* _Material provided_:
※ ※ ※

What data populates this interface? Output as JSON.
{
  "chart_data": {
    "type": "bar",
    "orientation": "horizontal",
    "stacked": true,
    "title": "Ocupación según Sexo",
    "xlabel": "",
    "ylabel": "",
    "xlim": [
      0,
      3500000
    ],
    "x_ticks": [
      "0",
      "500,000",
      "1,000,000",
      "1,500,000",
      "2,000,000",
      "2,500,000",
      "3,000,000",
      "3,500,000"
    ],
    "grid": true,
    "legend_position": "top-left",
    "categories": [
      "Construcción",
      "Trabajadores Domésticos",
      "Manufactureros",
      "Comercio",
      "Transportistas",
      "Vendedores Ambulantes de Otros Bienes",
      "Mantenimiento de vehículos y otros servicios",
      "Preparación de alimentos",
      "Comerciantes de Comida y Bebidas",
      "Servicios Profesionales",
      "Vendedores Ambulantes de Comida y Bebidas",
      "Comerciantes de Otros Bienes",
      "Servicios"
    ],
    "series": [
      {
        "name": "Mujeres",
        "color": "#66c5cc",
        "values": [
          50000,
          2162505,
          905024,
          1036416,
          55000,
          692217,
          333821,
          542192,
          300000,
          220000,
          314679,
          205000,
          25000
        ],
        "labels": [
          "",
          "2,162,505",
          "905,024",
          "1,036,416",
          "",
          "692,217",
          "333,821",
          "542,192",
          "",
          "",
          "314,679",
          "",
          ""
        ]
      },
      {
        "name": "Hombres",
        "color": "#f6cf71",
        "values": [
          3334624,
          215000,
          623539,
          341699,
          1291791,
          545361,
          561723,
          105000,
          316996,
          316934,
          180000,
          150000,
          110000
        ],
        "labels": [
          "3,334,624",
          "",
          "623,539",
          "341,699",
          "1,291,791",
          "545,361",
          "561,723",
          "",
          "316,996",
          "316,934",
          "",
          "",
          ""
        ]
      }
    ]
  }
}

※ ※ ※

* _Directions for this task_:
Exact copies of all the records are required.

* _Task result_:
What data populates this interface? Output as JSON.
{
  "chart_data": {
    "type": "bar",
    "orientation": "horizontal",
    "stacked": true,
    "title": "Ocupación según Sexo",
    "xlabel": "",
    "ylabel": "",
    "xlim": [
      0,
      3500000
    ],
    "x_ticks": [
      "0",
      "500,000",
      "1,000,000",
      "1,500,000",
      "2,000,000",
      "2,500,000",
      "3,000,000",
      "3,500,000"
    ],
    "grid": true,
    "legend_position": "top-left",
    "categories": [
      "Construcción",
      "Trabajadores Domésticos",
      "Manufactureros",
      "Comercio",
      "Transportistas",
      "Vendedores Ambulantes de Otros Bienes",
      "Mantenimiento de vehículos y otros servicios",
      "Preparación de alimentos",
      "Comerciantes de Comida y Bebidas",
      "Servicios Profesionales",
      "Vendedores Ambulantes de Comida y Bebidas",
      "Comerciantes de Otros Bienes",
      "Servicios"
    ],
    "series": [
      {
        "name": "Mujeres",
        "color": "#66c5cc",
        "values": [
          50000,
          2162505,
          905024,
          1036416,
          55000,
          692217,
          333821,
          542192,
          300000,
          220000,
          314679,
          205000,
          25000
        ],
        "labels": [
          "",
          "2,162,505",
          "905,024",
          "1,036,416",
          "",
          "692,217",
          "333,821",
          "542,192",
          "",
          "",
          "314,679",
          "",
          ""
        ]
      },
      {
        "name": "Hombres",
        "color": "#f6cf71",
        "values": [
          3334624,
          215000,
          623539,
          341699,
          1291791,
          545361,
          561723,
          105000,
          316996,
          316934,
          180000,
          150000,
          110000
        ],
        "labels": [
          "3,334,624",
          "",
          "623,539",
          "341,699",
          "1,291,791",
          "545,361",
          "561,723",
          "",
          "316,996",
          "316,934",
          "",
          "",
          ""
        ]
      }
    ]
  }
}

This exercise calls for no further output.